TASK => Copy out each line of the data that holds the word "Surge".

INPUT DATA =>
* begin *

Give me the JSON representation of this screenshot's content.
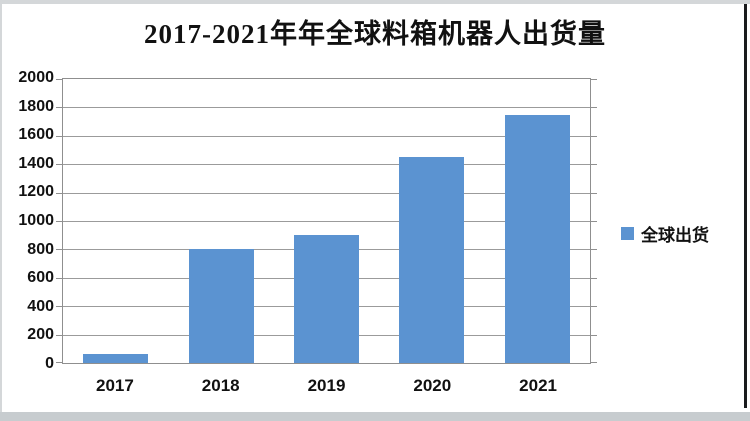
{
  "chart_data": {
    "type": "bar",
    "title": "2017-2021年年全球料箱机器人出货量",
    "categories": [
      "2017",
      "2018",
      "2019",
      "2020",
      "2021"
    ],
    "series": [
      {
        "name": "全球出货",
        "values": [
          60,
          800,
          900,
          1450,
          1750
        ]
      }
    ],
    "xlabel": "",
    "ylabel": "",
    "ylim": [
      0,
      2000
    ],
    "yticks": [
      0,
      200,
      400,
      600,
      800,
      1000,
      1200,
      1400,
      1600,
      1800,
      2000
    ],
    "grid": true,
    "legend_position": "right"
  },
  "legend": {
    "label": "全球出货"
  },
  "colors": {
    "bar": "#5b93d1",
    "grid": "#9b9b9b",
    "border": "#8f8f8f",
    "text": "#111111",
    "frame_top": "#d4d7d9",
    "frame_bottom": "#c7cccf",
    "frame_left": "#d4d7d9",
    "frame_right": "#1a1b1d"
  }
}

* end *
* begin *

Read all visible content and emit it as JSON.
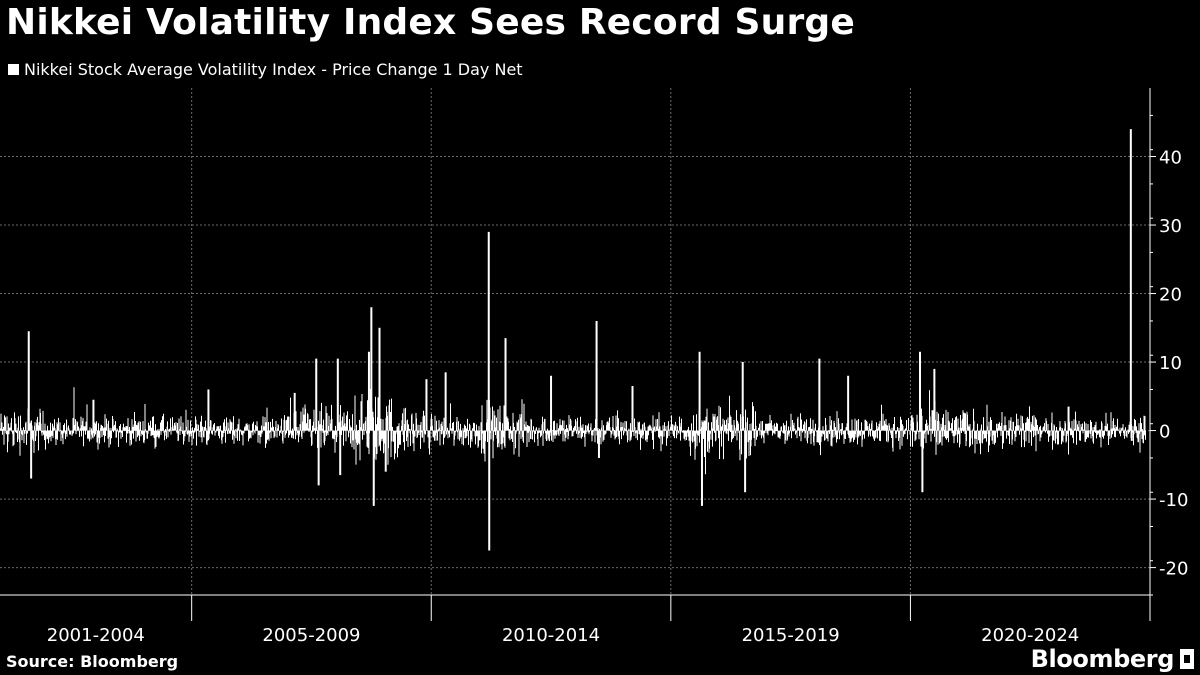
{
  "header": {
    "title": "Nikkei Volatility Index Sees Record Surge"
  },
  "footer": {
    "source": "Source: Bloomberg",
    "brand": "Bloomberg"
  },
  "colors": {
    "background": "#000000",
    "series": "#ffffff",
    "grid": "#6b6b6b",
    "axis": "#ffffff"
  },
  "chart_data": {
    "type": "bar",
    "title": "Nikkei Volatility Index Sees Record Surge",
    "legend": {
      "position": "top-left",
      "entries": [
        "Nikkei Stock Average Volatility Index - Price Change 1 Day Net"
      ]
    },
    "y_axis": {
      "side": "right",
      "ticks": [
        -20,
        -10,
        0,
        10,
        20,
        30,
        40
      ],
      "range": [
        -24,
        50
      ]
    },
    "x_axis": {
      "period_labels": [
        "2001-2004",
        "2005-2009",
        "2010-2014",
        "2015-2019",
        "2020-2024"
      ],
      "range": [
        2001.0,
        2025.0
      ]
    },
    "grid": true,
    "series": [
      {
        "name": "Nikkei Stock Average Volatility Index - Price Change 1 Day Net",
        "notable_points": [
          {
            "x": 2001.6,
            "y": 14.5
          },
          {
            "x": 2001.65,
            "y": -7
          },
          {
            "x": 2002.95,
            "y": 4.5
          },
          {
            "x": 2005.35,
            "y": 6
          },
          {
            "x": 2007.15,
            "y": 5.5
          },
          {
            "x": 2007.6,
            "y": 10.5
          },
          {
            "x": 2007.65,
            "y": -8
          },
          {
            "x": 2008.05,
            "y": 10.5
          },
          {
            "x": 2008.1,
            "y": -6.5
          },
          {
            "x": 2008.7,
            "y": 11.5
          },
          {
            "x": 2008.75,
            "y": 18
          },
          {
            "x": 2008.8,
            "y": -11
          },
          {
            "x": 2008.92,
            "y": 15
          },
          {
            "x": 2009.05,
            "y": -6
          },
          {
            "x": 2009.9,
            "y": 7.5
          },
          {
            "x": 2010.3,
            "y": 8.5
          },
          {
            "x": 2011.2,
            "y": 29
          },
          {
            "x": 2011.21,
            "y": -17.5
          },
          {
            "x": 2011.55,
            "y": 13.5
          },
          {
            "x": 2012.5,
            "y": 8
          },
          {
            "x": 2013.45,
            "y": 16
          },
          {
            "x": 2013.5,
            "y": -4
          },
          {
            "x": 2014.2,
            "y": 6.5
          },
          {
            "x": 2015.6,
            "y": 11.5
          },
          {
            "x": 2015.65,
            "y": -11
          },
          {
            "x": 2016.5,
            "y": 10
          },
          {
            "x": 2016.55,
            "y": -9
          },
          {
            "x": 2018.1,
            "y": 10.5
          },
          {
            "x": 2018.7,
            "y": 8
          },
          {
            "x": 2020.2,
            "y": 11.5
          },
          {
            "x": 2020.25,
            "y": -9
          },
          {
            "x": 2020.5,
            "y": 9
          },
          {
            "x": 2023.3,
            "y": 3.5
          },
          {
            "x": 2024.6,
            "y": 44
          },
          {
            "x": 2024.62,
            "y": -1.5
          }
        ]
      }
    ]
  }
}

* end *

TASK SOLUTION =>
    "title": "Nikkei Volatility Index Sees Record Surge"
    "title": "Nikkei Volatility Index Sees Record Surge",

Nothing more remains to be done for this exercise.